__Data for this exercise__
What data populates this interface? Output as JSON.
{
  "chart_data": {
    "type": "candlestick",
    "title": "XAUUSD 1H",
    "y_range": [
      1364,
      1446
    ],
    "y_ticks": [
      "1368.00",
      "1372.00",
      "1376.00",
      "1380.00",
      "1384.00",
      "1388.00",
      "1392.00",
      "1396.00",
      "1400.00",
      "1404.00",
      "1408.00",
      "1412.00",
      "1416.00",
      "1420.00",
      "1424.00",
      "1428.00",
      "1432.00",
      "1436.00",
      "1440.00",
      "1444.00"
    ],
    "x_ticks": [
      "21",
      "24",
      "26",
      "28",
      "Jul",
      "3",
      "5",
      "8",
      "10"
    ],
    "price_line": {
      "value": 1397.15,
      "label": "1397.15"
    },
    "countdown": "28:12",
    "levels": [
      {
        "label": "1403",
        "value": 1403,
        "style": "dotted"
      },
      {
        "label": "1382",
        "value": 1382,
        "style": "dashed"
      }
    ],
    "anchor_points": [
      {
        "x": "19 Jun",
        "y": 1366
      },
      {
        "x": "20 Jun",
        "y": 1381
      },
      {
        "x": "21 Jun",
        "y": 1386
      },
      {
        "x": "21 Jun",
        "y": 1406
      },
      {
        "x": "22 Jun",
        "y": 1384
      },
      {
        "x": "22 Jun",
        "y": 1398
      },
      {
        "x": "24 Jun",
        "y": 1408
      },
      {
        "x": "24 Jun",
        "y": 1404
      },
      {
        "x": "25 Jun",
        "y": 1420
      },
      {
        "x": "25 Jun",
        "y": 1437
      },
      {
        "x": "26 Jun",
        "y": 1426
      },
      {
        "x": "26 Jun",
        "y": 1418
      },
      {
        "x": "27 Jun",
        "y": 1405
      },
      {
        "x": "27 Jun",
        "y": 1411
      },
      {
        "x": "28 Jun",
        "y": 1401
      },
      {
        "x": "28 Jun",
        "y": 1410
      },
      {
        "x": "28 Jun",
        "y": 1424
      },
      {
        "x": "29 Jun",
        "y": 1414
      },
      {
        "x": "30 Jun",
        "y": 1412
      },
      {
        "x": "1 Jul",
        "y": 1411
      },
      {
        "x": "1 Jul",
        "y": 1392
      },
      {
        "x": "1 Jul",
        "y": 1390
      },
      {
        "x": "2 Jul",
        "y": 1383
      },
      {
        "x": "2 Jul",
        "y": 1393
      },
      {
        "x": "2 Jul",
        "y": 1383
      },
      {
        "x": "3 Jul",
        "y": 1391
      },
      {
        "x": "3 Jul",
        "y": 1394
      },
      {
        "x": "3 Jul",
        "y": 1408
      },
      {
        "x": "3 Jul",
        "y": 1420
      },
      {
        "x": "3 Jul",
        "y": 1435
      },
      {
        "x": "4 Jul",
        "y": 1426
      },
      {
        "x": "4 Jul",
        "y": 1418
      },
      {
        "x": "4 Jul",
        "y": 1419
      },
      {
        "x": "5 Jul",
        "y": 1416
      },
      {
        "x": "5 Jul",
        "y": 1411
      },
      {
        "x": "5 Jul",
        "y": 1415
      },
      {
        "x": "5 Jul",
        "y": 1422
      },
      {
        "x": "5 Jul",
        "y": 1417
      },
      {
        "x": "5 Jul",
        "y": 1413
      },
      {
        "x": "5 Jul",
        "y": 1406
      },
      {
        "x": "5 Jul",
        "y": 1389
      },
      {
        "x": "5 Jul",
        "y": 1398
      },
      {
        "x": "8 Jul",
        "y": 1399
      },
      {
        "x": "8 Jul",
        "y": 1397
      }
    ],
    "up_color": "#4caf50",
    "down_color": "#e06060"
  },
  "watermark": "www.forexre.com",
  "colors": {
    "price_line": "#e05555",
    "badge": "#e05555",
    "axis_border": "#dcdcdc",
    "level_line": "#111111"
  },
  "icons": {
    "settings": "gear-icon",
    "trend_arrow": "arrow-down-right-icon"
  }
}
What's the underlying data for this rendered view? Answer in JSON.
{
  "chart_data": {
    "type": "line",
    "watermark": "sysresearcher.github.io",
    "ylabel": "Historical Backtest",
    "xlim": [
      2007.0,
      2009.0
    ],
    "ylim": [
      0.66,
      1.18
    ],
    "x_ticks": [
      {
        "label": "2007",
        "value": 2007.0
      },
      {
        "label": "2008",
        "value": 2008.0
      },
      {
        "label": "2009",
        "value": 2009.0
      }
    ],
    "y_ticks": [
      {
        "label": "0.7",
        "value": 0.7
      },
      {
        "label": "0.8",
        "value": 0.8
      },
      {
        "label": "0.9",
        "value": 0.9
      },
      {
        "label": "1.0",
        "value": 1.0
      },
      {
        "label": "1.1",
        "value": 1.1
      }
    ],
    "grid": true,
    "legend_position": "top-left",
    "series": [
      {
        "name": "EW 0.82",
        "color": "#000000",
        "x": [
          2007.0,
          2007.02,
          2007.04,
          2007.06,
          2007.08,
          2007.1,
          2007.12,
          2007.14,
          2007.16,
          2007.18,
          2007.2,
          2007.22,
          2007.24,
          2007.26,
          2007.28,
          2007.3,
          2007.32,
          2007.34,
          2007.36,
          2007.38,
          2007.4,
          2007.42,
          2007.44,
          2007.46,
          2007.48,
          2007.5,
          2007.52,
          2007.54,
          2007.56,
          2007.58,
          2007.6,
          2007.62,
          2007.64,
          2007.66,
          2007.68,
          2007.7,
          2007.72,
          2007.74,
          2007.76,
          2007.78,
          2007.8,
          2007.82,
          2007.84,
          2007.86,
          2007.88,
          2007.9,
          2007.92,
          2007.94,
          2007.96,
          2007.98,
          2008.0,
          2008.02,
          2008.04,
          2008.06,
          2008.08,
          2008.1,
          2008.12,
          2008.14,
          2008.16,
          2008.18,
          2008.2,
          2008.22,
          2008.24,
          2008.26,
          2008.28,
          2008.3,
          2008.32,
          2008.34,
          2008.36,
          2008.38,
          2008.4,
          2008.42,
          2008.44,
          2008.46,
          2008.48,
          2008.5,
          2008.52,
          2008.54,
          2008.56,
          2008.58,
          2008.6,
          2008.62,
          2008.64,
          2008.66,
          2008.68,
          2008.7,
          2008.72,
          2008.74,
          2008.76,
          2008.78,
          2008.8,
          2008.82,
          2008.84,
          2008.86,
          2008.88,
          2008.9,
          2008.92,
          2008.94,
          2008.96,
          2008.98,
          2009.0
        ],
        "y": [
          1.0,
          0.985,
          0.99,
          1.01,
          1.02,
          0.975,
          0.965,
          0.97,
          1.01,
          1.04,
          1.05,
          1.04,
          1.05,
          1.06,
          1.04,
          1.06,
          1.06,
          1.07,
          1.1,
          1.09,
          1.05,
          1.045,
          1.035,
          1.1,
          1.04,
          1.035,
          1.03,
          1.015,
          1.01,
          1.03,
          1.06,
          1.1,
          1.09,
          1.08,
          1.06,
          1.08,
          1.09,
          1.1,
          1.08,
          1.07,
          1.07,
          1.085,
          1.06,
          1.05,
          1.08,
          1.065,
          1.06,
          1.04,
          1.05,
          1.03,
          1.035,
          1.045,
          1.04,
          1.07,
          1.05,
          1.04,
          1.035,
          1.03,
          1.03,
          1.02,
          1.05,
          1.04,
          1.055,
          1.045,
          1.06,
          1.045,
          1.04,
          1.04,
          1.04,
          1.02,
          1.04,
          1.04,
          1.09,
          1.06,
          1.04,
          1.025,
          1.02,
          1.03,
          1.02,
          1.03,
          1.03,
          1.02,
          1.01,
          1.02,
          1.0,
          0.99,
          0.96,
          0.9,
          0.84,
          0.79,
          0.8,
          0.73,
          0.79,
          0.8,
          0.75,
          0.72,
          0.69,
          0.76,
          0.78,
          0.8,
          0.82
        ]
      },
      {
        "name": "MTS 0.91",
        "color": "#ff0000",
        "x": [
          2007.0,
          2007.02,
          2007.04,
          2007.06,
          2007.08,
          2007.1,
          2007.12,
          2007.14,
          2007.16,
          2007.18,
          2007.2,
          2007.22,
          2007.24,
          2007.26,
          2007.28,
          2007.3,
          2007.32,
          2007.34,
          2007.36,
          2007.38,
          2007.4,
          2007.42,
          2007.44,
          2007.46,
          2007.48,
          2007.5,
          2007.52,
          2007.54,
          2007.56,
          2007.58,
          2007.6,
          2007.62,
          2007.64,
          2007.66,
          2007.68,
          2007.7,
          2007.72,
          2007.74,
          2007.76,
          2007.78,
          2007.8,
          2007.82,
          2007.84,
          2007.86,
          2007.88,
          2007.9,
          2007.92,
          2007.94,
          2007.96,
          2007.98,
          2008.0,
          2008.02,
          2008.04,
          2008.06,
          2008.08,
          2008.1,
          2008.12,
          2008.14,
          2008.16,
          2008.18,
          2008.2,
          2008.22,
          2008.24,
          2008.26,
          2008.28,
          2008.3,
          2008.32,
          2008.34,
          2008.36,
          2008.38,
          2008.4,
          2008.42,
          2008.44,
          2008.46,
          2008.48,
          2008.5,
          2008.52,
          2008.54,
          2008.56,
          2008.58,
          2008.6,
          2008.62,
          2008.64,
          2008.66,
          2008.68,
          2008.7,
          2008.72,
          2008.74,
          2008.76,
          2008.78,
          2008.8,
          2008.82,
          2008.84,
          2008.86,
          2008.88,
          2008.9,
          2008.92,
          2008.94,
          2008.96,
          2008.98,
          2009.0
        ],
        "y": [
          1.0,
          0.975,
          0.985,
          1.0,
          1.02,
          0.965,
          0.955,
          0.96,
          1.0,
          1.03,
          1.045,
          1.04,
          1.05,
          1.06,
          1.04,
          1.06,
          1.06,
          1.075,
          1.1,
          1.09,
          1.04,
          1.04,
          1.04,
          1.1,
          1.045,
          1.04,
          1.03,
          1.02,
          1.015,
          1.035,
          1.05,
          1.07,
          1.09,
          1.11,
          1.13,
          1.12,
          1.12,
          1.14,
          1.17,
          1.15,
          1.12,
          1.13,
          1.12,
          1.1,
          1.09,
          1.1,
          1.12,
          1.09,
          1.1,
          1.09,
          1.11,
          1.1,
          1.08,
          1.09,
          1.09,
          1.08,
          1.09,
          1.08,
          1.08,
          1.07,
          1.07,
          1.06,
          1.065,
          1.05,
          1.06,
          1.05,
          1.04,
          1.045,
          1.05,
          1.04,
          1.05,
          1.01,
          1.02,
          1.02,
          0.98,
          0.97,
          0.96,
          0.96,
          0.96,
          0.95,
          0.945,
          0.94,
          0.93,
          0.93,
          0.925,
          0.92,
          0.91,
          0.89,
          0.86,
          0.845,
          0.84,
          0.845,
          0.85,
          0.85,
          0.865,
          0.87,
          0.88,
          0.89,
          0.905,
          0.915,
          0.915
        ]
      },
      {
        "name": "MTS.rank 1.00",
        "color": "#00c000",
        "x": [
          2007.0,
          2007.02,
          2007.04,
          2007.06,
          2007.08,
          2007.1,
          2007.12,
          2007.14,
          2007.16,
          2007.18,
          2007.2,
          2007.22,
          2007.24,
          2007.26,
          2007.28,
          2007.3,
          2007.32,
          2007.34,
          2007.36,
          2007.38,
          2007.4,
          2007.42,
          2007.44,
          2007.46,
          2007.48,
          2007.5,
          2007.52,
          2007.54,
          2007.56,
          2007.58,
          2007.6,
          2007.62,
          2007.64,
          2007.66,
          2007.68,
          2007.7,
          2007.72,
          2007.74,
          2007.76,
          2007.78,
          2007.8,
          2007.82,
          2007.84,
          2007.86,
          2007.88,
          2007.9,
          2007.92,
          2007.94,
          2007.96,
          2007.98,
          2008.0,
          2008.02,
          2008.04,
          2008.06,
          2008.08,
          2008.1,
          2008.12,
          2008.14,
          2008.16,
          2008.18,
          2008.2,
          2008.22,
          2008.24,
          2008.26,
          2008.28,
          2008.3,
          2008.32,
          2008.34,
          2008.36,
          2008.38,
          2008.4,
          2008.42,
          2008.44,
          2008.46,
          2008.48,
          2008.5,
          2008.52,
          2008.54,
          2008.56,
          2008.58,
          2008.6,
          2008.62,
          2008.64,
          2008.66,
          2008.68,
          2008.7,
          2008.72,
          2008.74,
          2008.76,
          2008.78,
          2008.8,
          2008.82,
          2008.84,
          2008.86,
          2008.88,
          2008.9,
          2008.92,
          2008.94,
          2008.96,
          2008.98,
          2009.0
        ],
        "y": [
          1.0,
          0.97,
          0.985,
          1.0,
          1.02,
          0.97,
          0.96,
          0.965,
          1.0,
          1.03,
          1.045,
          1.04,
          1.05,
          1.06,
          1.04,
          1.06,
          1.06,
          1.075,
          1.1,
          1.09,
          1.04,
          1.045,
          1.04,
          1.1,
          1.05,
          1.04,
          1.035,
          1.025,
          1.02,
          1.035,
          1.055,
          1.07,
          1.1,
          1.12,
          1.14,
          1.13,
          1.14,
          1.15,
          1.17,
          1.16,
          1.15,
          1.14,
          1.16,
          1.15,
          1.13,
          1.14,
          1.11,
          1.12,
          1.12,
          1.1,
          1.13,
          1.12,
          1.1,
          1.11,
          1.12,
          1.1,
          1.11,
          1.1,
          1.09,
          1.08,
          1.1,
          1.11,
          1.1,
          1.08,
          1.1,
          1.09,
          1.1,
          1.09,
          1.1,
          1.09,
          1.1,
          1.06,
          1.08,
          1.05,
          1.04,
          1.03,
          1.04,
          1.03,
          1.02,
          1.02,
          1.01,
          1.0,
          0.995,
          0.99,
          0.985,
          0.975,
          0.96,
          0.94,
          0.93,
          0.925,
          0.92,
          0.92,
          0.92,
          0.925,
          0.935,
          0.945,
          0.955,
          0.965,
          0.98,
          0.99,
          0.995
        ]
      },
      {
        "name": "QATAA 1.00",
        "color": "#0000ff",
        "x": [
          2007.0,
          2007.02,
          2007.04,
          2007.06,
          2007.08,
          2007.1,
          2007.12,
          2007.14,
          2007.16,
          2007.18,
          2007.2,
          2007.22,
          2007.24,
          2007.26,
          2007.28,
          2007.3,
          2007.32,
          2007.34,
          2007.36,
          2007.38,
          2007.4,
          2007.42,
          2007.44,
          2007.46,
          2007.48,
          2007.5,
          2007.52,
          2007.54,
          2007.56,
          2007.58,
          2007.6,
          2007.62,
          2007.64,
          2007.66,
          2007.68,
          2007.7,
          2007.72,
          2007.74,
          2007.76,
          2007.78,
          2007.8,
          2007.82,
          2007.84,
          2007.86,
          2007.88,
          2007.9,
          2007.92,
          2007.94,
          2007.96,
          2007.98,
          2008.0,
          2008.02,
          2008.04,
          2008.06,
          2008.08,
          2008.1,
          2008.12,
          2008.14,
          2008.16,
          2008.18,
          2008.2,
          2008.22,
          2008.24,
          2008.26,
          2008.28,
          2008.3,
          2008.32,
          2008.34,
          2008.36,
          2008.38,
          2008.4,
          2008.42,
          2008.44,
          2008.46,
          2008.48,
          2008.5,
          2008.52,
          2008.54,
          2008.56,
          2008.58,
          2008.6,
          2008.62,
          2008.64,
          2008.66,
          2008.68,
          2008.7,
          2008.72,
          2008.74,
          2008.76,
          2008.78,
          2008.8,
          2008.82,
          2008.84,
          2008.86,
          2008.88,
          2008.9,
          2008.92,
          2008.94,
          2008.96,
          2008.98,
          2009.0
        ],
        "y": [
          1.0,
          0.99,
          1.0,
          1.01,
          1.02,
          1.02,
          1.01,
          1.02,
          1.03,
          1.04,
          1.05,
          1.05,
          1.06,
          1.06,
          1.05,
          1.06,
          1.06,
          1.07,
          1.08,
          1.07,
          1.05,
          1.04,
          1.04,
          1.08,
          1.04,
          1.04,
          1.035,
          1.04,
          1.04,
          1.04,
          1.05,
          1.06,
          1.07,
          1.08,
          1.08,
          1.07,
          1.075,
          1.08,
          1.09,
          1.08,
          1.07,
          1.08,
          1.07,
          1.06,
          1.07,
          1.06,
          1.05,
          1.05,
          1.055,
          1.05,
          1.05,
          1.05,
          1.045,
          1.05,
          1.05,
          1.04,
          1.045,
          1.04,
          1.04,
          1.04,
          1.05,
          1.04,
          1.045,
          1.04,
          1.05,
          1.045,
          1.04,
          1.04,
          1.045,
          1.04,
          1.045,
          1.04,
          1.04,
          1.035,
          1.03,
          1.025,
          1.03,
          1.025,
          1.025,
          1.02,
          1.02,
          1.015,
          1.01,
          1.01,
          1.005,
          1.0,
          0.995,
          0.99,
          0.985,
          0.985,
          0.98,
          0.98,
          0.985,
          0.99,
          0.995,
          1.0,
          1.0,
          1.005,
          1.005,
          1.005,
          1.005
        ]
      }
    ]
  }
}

__Exercise instructions__
From the listing above, copy all lines holding the word "value".

__Task result__
      "value": 1397.15,
        "value": 1403,
        "value": 1382,
        "value": 2007.0
        "value": 2008.0
        "value": 2009.0
        "value": 0.7
        "value": 0.8
        "value": 0.9
        "value": 1.0
        "value": 1.1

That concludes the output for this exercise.